▶ [Task prompt]: Set each entry down verbatim, omitting images.

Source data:
□ □ □

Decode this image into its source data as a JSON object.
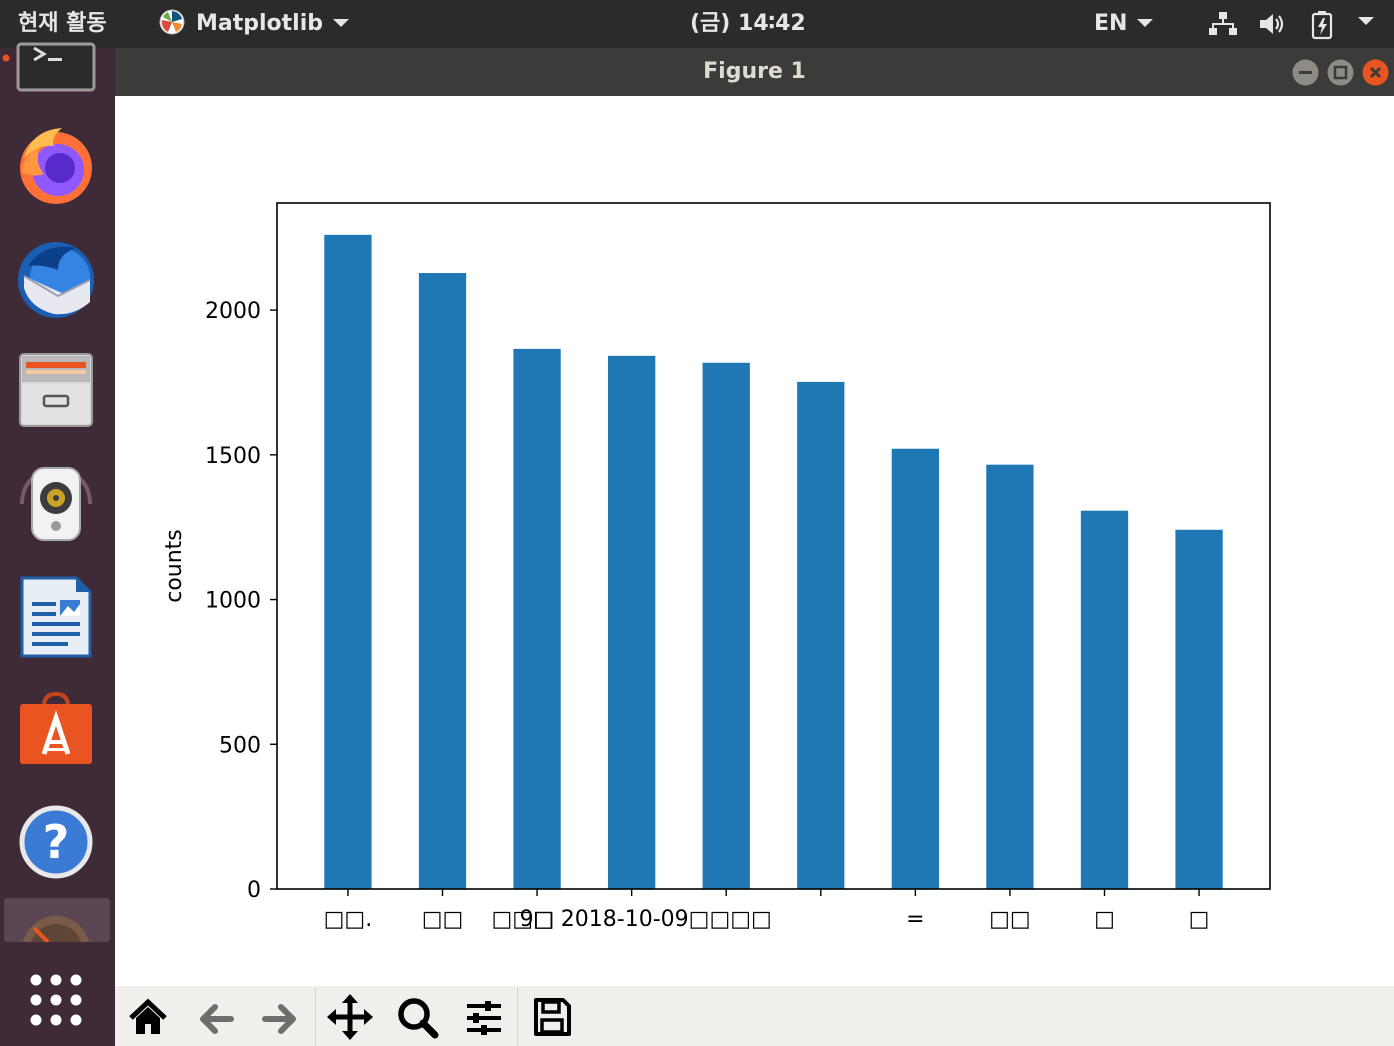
{
  "topbar": {
    "activities": "현재 활동",
    "app_menu": "Matplotlib",
    "clock": "(금) 14∶42",
    "lang": "EN"
  },
  "dock": {
    "items": [
      "terminal",
      "firefox",
      "thunderbird",
      "files",
      "rhythmbox",
      "libreoffice-writer",
      "ubuntu-software",
      "help",
      "settings",
      "show-applications"
    ]
  },
  "window": {
    "title": "Figure 1"
  },
  "toolbar": {
    "tools": [
      "home-icon",
      "back-icon",
      "forward-icon",
      "pan-icon",
      "zoom-icon",
      "configure-subplots-icon",
      "save-icon"
    ]
  },
  "colors": {
    "bar": "#1f77b4",
    "topbar": "#2b2b29",
    "dock": "#3f2a37",
    "titlebar": "#3b3b39",
    "close": "#e95420"
  },
  "chart_data": {
    "type": "bar",
    "categories": [
      "□□.",
      "□□",
      "9□",
      "□□□ 2018-10-09□□□□",
      "",
      "",
      "=",
      "□□",
      "□",
      "□"
    ],
    "values": [
      2260,
      2128,
      1866,
      1842,
      1818,
      1752,
      1521,
      1466,
      1307,
      1241
    ],
    "ylabel": "counts",
    "xlabel": "",
    "title": "",
    "ylim": [
      0,
      2370
    ],
    "yticks": [
      0,
      500,
      1000,
      1500,
      2000
    ],
    "grid": false
  }
}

□ □ □

▶ [Exercise solution]:
Decode this image into its source data as a JSON object.
{
  "topbar": {
    "activities": "현재 활동",
    "app_menu": "Matplotlib",
    "clock": "(금) 14∶42",
    "lang": "EN"
  },
  "dock": {
    "items": [
      "terminal",
      "firefox",
      "thunderbird",
      "files",
      "rhythmbox",
      "libreoffice-writer",
      "ubuntu-software",
      "help",
      "settings",
      "show-applications"
    ]
  },
  "window": {
    "title": "Figure 1"
  },
  "toolbar": {
    "tools": [
      "home-icon",
      "back-icon",
      "forward-icon",
      "pan-icon",
      "zoom-icon",
      "configure-subplots-icon",
      "save-icon"
    ]
  },
  "colors": {
    "bar": "#1f77b4",
    "topbar": "#2b2b29",
    "dock": "#3f2a37",
    "titlebar": "#3b3b39",
    "close": "#e95420"
  },
  "chart_data": {
    "type": "bar",
    "categories": [
      "□□.",
      "□□",
      "9□",
      "□□□ 2018-10-09□□□□",
      "",
      "",
      "=",
      "□□",
      "□",
      "□"
    ],
    "values": [
      2260,
      2128,
      1866,
      1842,
      1818,
      1752,
      1521,
      1466,
      1307,
      1241
    ],
    "ylabel": "counts",
    "xlabel": "",
    "title": "",
    "ylim": [
      0,
      2370
    ],
    "yticks": [
      0,
      500,
      1000,
      1500,
      2000
    ],
    "grid": false
  }
}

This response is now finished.